begin

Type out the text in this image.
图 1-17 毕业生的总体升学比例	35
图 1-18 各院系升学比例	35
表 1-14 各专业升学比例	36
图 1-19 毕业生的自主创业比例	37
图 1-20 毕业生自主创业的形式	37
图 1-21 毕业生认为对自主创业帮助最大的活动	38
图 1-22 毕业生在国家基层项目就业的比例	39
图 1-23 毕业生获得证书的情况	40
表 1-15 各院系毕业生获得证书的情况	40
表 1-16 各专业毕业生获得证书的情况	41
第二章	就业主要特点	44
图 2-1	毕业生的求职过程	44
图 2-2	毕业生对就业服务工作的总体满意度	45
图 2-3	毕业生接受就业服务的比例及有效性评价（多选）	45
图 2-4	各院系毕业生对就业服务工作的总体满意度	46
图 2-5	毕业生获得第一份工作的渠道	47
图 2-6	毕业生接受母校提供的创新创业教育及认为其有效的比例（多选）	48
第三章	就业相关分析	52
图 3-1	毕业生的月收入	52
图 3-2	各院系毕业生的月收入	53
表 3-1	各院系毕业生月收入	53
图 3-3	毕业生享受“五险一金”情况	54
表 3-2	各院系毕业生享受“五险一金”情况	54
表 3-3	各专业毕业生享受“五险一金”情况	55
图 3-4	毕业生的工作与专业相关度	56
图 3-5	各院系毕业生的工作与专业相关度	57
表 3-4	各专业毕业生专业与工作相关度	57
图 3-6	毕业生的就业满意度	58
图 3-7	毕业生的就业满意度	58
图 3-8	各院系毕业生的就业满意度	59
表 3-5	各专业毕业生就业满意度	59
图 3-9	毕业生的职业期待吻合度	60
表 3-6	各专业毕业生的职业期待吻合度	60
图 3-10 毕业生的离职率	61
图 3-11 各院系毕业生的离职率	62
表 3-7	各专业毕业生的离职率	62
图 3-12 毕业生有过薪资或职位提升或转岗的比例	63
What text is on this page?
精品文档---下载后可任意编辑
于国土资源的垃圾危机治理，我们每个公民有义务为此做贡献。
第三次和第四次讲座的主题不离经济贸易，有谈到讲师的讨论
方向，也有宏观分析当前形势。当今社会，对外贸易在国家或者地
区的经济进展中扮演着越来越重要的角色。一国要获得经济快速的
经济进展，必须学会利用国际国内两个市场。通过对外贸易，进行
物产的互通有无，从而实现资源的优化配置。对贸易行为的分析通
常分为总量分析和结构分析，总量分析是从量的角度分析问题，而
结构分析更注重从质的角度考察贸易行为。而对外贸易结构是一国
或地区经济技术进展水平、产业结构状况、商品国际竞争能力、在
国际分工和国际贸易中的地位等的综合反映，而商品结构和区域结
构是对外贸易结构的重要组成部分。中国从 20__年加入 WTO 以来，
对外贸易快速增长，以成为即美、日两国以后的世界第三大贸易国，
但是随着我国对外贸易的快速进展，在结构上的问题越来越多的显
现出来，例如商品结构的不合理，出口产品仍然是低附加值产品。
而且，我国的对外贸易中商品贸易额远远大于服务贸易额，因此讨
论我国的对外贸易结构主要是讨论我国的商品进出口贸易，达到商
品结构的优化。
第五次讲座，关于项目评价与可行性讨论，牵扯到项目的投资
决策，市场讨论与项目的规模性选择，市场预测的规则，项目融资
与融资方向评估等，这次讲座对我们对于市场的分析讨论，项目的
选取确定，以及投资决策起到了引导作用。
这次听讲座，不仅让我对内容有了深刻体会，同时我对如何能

end

■ **What to produce**:
Set all of the entries down again, exactly as they were given.

■ **Output of the exercise**:
Type out the text in this image.
图 1-17 毕业生的总体升学比例	35
图 1-18 各院系升学比例	35
表 1-14 各专业升学比例	36
图 1-19 毕业生的自主创业比例	37
图 1-20 毕业生自主创业的形式	37
图 1-21 毕业生认为对自主创业帮助最大的活动	38
图 1-22 毕业生在国家基层项目就业的比例	39
图 1-23 毕业生获得证书的情况	40
表 1-15 各院系毕业生获得证书的情况	40
表 1-16 各专业毕业生获得证书的情况	41
第二章	就业主要特点	44
图 2-1	毕业生的求职过程	44
图 2-2	毕业生对就业服务工作的总体满意度	45
图 2-3	毕业生接受就业服务的比例及有效性评价（多选）	45
图 2-4	各院系毕业生对就业服务工作的总体满意度	46
图 2-5	毕业生获得第一份工作的渠道	47
图 2-6	毕业生接受母校提供的创新创业教育及认为其有效的比例（多选）	48
第三章	就业相关分析	52
图 3-1	毕业生的月收入	52
图 3-2	各院系毕业生的月收入	53
表 3-1	各院系毕业生月收入	53
图 3-3	毕业生享受“五险一金”情况	54
表 3-2	各院系毕业生享受“五险一金”情况	54
表 3-3	各专业毕业生享受“五险一金”情况	55
图 3-4	毕业生的工作与专业相关度	56
图 3-5	各院系毕业生的工作与专业相关度	57
表 3-4	各专业毕业生专业与工作相关度	57
图 3-6	毕业生的就业满意度	58
图 3-7	毕业生的就业满意度	58
图 3-8	各院系毕业生的就业满意度	59
表 3-5	各专业毕业生就业满意度	59
图 3-9	毕业生的职业期待吻合度	60
表 3-6	各专业毕业生的职业期待吻合度	60
图 3-10 毕业生的离职率	61
图 3-11 各院系毕业生的离职率	62
表 3-7	各专业毕业生的离职率	62
图 3-12 毕业生有过薪资或职位提升或转岗的比例	63
What text is on this page?
精品文档---下载后可任意编辑
于国土资源的垃圾危机治理，我们每个公民有义务为此做贡献。
第三次和第四次讲座的主题不离经济贸易，有谈到讲师的讨论
方向，也有宏观分析当前形势。当今社会，对外贸易在国家或者地
区的经济进展中扮演着越来越重要的角色。一国要获得经济快速的
经济进展，必须学会利用国际国内两个市场。通过对外贸易，进行
物产的互通有无，从而实现资源的优化配置。对贸易行为的分析通
常分为总量分析和结构分析，总量分析是从量的角度分析问题，而
结构分析更注重从质的角度考察贸易行为。而对外贸易结构是一国
或地区经济技术进展水平、产业结构状况、商品国际竞争能力、在
国际分工和国际贸易中的地位等的综合反映，而商品结构和区域结
构是对外贸易结构的重要组成部分。中国从 20__年加入 WTO 以来，
对外贸易快速增长，以成为即美、日两国以后的世界第三大贸易国，
但是随着我国对外贸易的快速进展，在结构上的问题越来越多的显
现出来，例如商品结构的不合理，出口产品仍然是低附加值产品。
而且，我国的对外贸易中商品贸易额远远大于服务贸易额，因此讨
论我国的对外贸易结构主要是讨论我国的商品进出口贸易，达到商
品结构的优化。
第五次讲座，关于项目评价与可行性讨论，牵扯到项目的投资
决策，市场讨论与项目的规模性选择，市场预测的规则，项目融资
与融资方向评估等，这次讲座对我们对于市场的分析讨论，项目的
选取确定，以及投资决策起到了引导作用。
这次听讲座，不仅让我对内容有了深刻体会，同时我对如何能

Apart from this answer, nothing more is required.